**Data for the task**
┌──
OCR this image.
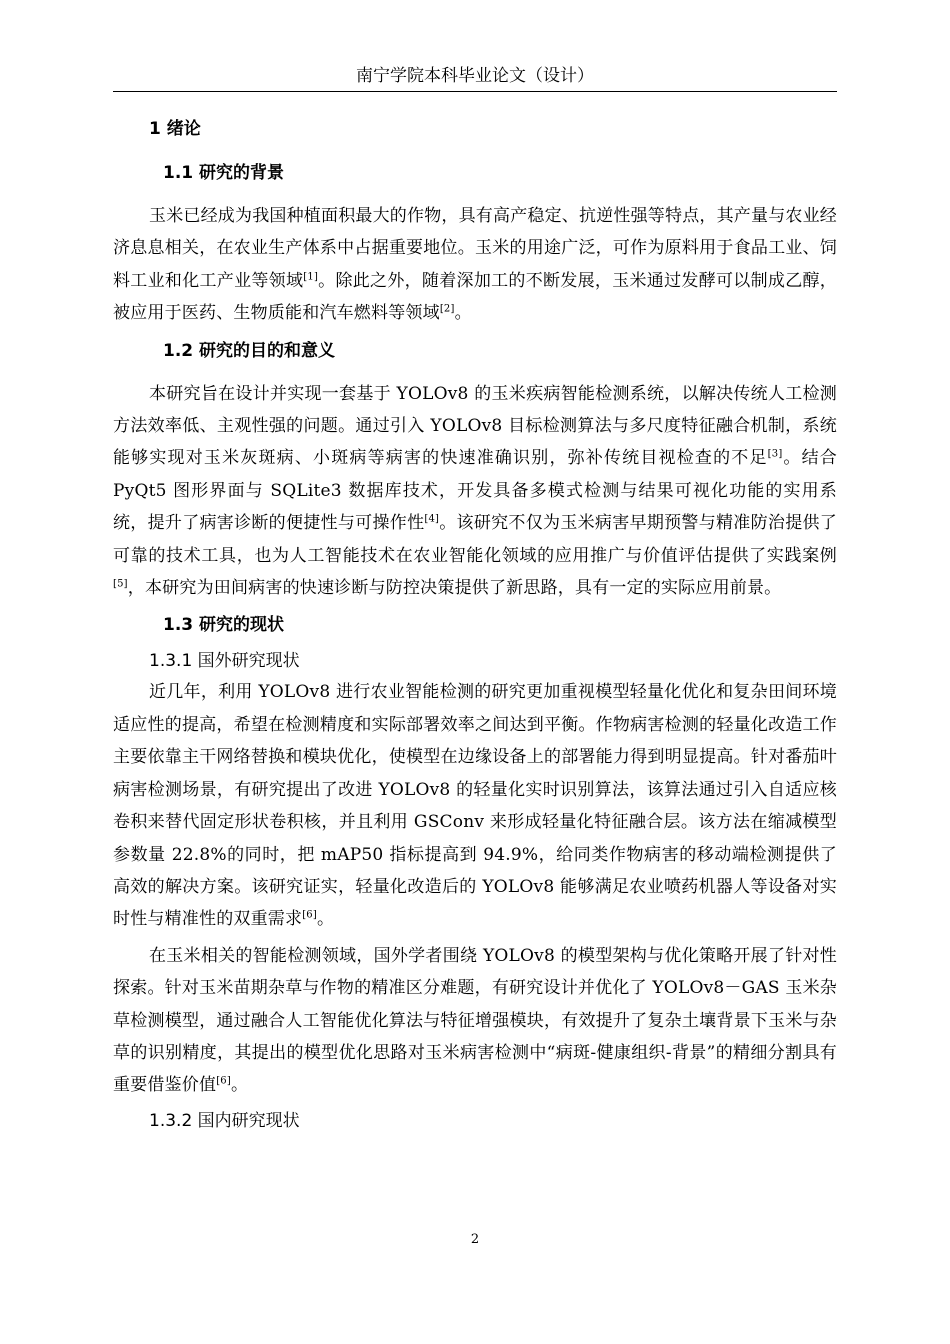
南宁学院本科毕业论文（设计）
1 绪论
1.1 研究的背景

玉米已经成为我国种植面积最大的作物，具有高产稳定、抗逆性强等特点，其产量与农业经济息息相关，在农业生产体系中占据重要地位。玉米的用途广泛，可作为原料用于食品工业、饲料工业和化工产业等领域[1]。除此之外，随着深加工的不断发展，玉米通过发酵可以制成乙醇，被应用于医药、生物质能和汽车燃料等领域[2]。

1.2 研究的目的和意义

本研究旨在设计并实现一套基于 YOLOv8 的玉米疾病智能检测系统，以解决传统人工检测方法效率低、主观性强的问题。通过引入 YOLOv8 目标检测算法与多尺度特征融合机制，系统能够实现对玉米灰斑病、小斑病等病害的快速准确识别，弥补传统目视检查的不足[3]。结合 PyQt5 图形界面与 SQLite3 数据库技术，开发具备多模式检测与结果可视化功能的实用系统，提升了病害诊断的便捷性与可操作性[4]。该研究不仅为玉米病害早期预警与精准防治提供了可靠的技术工具，也为人工智能技术在农业智能化领域的应用推广与价值评估提供了实践案例[5]，本研究为田间病害的快速诊断与防控决策提供了新思路，具有一定的实际应用前景。

1.3 研究的现状
1.3.1 国外研究现状

近几年，利用 YOLOv8 进行农业智能检测的研究更加重视模型轻量化优化和复杂田间环境适应性的提高，希望在检测精度和实际部署效率之间达到平衡。作物病害检测的轻量化改造工作主要依靠主干网络替换和模块优化，使模型在边缘设备上的部署能力得到明显提高。针对番茄叶病害检测场景，有研究提出了改进 YOLOv8 的轻量化实时识别算法，该算法通过引入自适应核卷积来替代固定形状卷积核，并且利用 GSConv 来形成轻量化特征融合层。该方法在缩减模型参数量 22.8%的同时，把 mAP50 指标提高到 94.9%，给同类作物病害的移动端检测提供了高效的解决方案。该研究证实，轻量化改造后的 YOLOv8 能够满足农业喷药机器人等设备对实时性与精准性的双重需求[6]。

在玉米相关的智能检测领域，国外学者围绕 YOLOv8 的模型架构与优化策略开展了针对性探索。针对玉米苗期杂草与作物的精准区分难题，有研究设计并优化了 YOLOv8－GAS 玉米杂草检测模型，通过融合人工智能优化算法与特征增强模块，有效提升了复杂土壤背景下玉米与杂草的识别精度，其提出的模型优化思路对玉米病害检测中“病斑-健康组织-背景”的精细分割具有重要借鉴价值[6]。

1.3.2 国内研究现状
2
└──
**What you are asked to do**
Will you restate every entry word for word and omit the images?

**Solved problem**
OCR this image.
南宁学院本科毕业论文（设计）
1 绪论
1.1 研究的背景

玉米已经成为我国种植面积最大的作物，具有高产稳定、抗逆性强等特点，其产量与农业经济息息相关，在农业生产体系中占据重要地位。玉米的用途广泛，可作为原料用于食品工业、饲料工业和化工产业等领域[1]。除此之外，随着深加工的不断发展，玉米通过发酵可以制成乙醇，被应用于医药、生物质能和汽车燃料等领域[2]。

1.2 研究的目的和意义

本研究旨在设计并实现一套基于 YOLOv8 的玉米疾病智能检测系统，以解决传统人工检测方法效率低、主观性强的问题。通过引入 YOLOv8 目标检测算法与多尺度特征融合机制，系统能够实现对玉米灰斑病、小斑病等病害的快速准确识别，弥补传统目视检查的不足[3]。结合 PyQt5 图形界面与 SQLite3 数据库技术，开发具备多模式检测与结果可视化功能的实用系统，提升了病害诊断的便捷性与可操作性[4]。该研究不仅为玉米病害早期预警与精准防治提供了可靠的技术工具，也为人工智能技术在农业智能化领域的应用推广与价值评估提供了实践案例[5]，本研究为田间病害的快速诊断与防控决策提供了新思路，具有一定的实际应用前景。

1.3 研究的现状
1.3.1 国外研究现状

近几年，利用 YOLOv8 进行农业智能检测的研究更加重视模型轻量化优化和复杂田间环境适应性的提高，希望在检测精度和实际部署效率之间达到平衡。作物病害检测的轻量化改造工作主要依靠主干网络替换和模块优化，使模型在边缘设备上的部署能力得到明显提高。针对番茄叶病害检测场景，有研究提出了改进 YOLOv8 的轻量化实时识别算法，该算法通过引入自适应核卷积来替代固定形状卷积核，并且利用 GSConv 来形成轻量化特征融合层。该方法在缩减模型参数量 22.8%的同时，把 mAP50 指标提高到 94.9%，给同类作物病害的移动端检测提供了高效的解决方案。该研究证实，轻量化改造后的 YOLOv8 能够满足农业喷药机器人等设备对实时性与精准性的双重需求[6]。

在玉米相关的智能检测领域，国外学者围绕 YOLOv8 的模型架构与优化策略开展了针对性探索。针对玉米苗期杂草与作物的精准区分难题，有研究设计并优化了 YOLOv8－GAS 玉米杂草检测模型，通过融合人工智能优化算法与特征增强模块，有效提升了复杂土壤背景下玉米与杂草的识别精度，其提出的模型优化思路对玉米病害检测中“病斑-健康组织-背景”的精细分割具有重要借鉴价值[6]。

1.3.2 国内研究现状
2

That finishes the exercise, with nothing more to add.